(Layout annotation records)
= = = = = = =

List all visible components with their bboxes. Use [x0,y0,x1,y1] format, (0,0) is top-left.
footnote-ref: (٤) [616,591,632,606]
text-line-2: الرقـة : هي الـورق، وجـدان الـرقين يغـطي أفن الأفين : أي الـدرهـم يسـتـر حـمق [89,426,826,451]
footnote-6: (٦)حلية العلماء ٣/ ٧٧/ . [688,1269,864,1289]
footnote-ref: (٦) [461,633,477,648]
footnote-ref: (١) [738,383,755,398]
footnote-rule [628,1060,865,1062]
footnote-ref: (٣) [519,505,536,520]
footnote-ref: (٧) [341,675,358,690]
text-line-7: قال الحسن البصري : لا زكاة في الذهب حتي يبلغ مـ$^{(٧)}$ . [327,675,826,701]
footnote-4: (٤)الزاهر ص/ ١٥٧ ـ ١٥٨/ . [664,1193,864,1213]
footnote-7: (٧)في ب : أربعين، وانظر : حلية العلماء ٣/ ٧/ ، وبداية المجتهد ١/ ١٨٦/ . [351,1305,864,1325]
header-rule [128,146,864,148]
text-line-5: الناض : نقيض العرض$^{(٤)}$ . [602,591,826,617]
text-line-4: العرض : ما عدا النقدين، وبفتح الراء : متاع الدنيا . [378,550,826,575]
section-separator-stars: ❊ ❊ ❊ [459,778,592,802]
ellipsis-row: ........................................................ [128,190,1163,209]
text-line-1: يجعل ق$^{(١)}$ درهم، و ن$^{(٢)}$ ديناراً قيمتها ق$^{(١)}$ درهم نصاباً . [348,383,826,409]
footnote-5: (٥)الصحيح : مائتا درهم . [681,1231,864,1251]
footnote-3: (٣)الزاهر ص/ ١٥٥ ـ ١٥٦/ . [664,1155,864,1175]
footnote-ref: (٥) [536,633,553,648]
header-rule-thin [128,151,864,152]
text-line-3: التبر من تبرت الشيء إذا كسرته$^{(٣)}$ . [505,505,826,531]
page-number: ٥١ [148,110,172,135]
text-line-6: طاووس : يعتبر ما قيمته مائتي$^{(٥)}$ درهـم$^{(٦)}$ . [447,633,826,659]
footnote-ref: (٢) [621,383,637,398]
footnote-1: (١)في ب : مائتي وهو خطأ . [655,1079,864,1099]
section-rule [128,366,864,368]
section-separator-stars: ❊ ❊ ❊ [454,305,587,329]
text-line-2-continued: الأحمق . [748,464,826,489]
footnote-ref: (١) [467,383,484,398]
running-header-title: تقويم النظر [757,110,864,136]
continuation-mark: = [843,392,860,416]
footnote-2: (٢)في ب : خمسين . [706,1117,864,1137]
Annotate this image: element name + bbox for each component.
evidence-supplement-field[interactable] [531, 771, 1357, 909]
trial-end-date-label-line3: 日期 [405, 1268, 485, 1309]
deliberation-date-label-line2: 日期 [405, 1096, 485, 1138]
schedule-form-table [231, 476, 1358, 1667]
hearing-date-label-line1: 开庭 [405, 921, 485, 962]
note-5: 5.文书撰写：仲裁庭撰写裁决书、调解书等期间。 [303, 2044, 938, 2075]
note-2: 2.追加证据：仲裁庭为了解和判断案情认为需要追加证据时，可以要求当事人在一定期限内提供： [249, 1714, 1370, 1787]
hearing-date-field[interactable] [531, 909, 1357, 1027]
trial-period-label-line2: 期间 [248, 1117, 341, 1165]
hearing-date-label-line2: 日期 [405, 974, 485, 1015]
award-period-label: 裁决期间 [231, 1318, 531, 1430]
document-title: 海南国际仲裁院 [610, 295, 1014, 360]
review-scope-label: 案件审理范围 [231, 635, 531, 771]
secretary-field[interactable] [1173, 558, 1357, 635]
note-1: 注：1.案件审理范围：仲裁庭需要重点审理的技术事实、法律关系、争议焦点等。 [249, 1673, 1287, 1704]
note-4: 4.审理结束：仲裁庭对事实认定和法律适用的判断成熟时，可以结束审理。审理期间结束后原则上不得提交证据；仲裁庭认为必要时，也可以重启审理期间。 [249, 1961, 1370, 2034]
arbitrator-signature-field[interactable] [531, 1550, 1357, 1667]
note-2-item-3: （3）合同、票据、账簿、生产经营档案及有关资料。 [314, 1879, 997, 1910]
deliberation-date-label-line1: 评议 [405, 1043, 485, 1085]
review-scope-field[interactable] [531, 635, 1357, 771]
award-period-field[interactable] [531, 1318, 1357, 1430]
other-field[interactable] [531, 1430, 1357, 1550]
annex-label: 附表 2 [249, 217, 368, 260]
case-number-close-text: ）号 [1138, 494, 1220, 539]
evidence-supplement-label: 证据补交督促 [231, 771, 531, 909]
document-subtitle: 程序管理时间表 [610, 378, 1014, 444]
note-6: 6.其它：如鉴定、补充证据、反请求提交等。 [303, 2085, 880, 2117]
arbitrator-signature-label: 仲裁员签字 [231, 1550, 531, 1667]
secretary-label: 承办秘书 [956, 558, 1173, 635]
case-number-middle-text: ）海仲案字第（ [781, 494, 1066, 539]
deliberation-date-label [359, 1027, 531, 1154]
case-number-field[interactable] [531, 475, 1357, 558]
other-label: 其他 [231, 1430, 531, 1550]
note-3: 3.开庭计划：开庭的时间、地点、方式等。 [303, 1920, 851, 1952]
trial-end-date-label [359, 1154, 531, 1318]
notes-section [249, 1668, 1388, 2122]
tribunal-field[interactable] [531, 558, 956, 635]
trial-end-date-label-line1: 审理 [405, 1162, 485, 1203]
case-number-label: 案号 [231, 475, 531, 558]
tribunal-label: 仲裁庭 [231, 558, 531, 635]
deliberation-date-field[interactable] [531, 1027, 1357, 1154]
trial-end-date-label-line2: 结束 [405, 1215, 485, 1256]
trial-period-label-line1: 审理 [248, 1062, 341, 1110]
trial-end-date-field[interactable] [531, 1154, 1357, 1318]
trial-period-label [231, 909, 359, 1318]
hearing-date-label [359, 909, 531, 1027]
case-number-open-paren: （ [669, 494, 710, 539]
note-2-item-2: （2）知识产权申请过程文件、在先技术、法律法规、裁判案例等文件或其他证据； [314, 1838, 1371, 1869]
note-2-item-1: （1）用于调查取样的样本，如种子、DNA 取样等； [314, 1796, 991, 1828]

= = = = = = =

Brief:
Rewrite all of the entries above with "footnote-ref" swapped for "footnote-marker" wherever it occurs, and keep every other character of each line unchanged.

Written answer:
List all visible components with their bboxes. Use [x0,y0,x1,y1] format, (0,0) is top-left.
footnote-marker: (٤) [616,591,632,606]
text-line-2: الرقـة : هي الـورق، وجـدان الـرقين يغـطي أفن الأفين : أي الـدرهـم يسـتـر حـمق [89,426,826,451]
footnote-6: (٦)حلية العلماء ٣/ ٧٧/ . [688,1269,864,1289]
footnote-marker: (٦) [461,633,477,648]
footnote-marker: (١) [738,383,755,398]
footnote-rule [628,1060,865,1062]
footnote-marker: (٣) [519,505,536,520]
footnote-marker: (٧) [341,675,358,690]
text-line-7: قال الحسن البصري : لا زكاة في الذهب حتي يبلغ مـ$^{(٧)}$ . [327,675,826,701]
footnote-4: (٤)الزاهر ص/ ١٥٧ ـ ١٥٨/ . [664,1193,864,1213]
footnote-7: (٧)في ب : أربعين، وانظر : حلية العلماء ٣/ ٧/ ، وبداية المجتهد ١/ ١٨٦/ . [351,1305,864,1325]
header-rule [128,146,864,148]
text-line-5: الناض : نقيض العرض$^{(٤)}$ . [602,591,826,617]
text-line-4: العرض : ما عدا النقدين، وبفتح الراء : متاع الدنيا . [378,550,826,575]
section-separator-stars: ❊ ❊ ❊ [459,778,592,802]
ellipsis-row: ........................................................ [128,190,1163,209]
text-line-1: يجعل ق$^{(١)}$ درهم، و ن$^{(٢)}$ ديناراً قيمتها ق$^{(١)}$ درهم نصاباً . [348,383,826,409]
footnote-5: (٥)الصحيح : مائتا درهم . [681,1231,864,1251]
footnote-3: (٣)الزاهر ص/ ١٥٥ ـ ١٥٦/ . [664,1155,864,1175]
footnote-marker: (٥) [536,633,553,648]
header-rule-thin [128,151,864,152]
text-line-3: التبر من تبرت الشيء إذا كسرته$^{(٣)}$ . [505,505,826,531]
page-number: ٥١ [148,110,172,135]
text-line-6: طاووس : يعتبر ما قيمته مائتي$^{(٥)}$ درهـم$^{(٦)}$ . [447,633,826,659]
footnote-marker: (٢) [621,383,637,398]
footnote-1: (١)في ب : مائتي وهو خطأ . [655,1079,864,1099]
section-rule [128,366,864,368]
section-separator-stars: ❊ ❊ ❊ [454,305,587,329]
text-line-2-continued: الأحمق . [748,464,826,489]
footnote-marker: (١) [467,383,484,398]
running-header-title: تقويم النظر [757,110,864,136]
continuation-mark: = [843,392,860,416]
footnote-2: (٢)في ب : خمسين . [706,1117,864,1137]
Annotate this image: element name + bbox for each component.
evidence-supplement-field[interactable] [531, 771, 1357, 909]
trial-end-date-label-line3: 日期 [405, 1268, 485, 1309]
deliberation-date-label-line2: 日期 [405, 1096, 485, 1138]
schedule-form-table [231, 476, 1358, 1667]
hearing-date-label-line1: 开庭 [405, 921, 485, 962]
note-5: 5.文书撰写：仲裁庭撰写裁决书、调解书等期间。 [303, 2044, 938, 2075]
note-2: 2.追加证据：仲裁庭为了解和判断案情认为需要追加证据时，可以要求当事人在一定期限内提供： [249, 1714, 1370, 1787]
hearing-date-field[interactable] [531, 909, 1357, 1027]
trial-period-label-line2: 期间 [248, 1117, 341, 1165]
hearing-date-label-line2: 日期 [405, 974, 485, 1015]
award-period-label: 裁决期间 [231, 1318, 531, 1430]
document-title: 海南国际仲裁院 [610, 295, 1014, 360]
review-scope-label: 案件审理范围 [231, 635, 531, 771]
secretary-field[interactable] [1173, 558, 1357, 635]
note-1: 注：1.案件审理范围：仲裁庭需要重点审理的技术事实、法律关系、争议焦点等。 [249, 1673, 1287, 1704]
note-4: 4.审理结束：仲裁庭对事实认定和法律适用的判断成熟时，可以结束审理。审理期间结束后原则上不得提交证据；仲裁庭认为必要时，也可以重启审理期间。 [249, 1961, 1370, 2034]
arbitrator-signature-field[interactable] [531, 1550, 1357, 1667]
note-2-item-3: （3）合同、票据、账簿、生产经营档案及有关资料。 [314, 1879, 997, 1910]
deliberation-date-label-line1: 评议 [405, 1043, 485, 1085]
review-scope-field[interactable] [531, 635, 1357, 771]
award-period-field[interactable] [531, 1318, 1357, 1430]
other-field[interactable] [531, 1430, 1357, 1550]
annex-label: 附表 2 [249, 217, 368, 260]
case-number-close-text: ）号 [1138, 494, 1220, 539]
evidence-supplement-label: 证据补交督促 [231, 771, 531, 909]
document-subtitle: 程序管理时间表 [610, 378, 1014, 444]
note-6: 6.其它：如鉴定、补充证据、反请求提交等。 [303, 2085, 880, 2117]
arbitrator-signature-label: 仲裁员签字 [231, 1550, 531, 1667]
secretary-label: 承办秘书 [956, 558, 1173, 635]
case-number-middle-text: ）海仲案字第（ [781, 494, 1066, 539]
deliberation-date-label [359, 1027, 531, 1154]
case-number-field[interactable] [531, 475, 1357, 558]
other-label: 其他 [231, 1430, 531, 1550]
note-3: 3.开庭计划：开庭的时间、地点、方式等。 [303, 1920, 851, 1952]
trial-end-date-label [359, 1154, 531, 1318]
notes-section [249, 1668, 1388, 2122]
tribunal-field[interactable] [531, 558, 956, 635]
trial-end-date-label-line1: 审理 [405, 1162, 485, 1203]
case-number-label: 案号 [231, 475, 531, 558]
tribunal-label: 仲裁庭 [231, 558, 531, 635]
deliberation-date-field[interactable] [531, 1027, 1357, 1154]
trial-end-date-label-line2: 结束 [405, 1215, 485, 1256]
trial-period-label-line1: 审理 [248, 1062, 341, 1110]
trial-end-date-field[interactable] [531, 1154, 1357, 1318]
trial-period-label [231, 909, 359, 1318]
hearing-date-label [359, 909, 531, 1027]
case-number-open-paren: （ [669, 494, 710, 539]
note-2-item-2: （2）知识产权申请过程文件、在先技术、法律法规、裁判案例等文件或其他证据； [314, 1838, 1371, 1869]
note-2-item-1: （1）用于调查取样的样本，如种子、DNA 取样等； [314, 1796, 991, 1828]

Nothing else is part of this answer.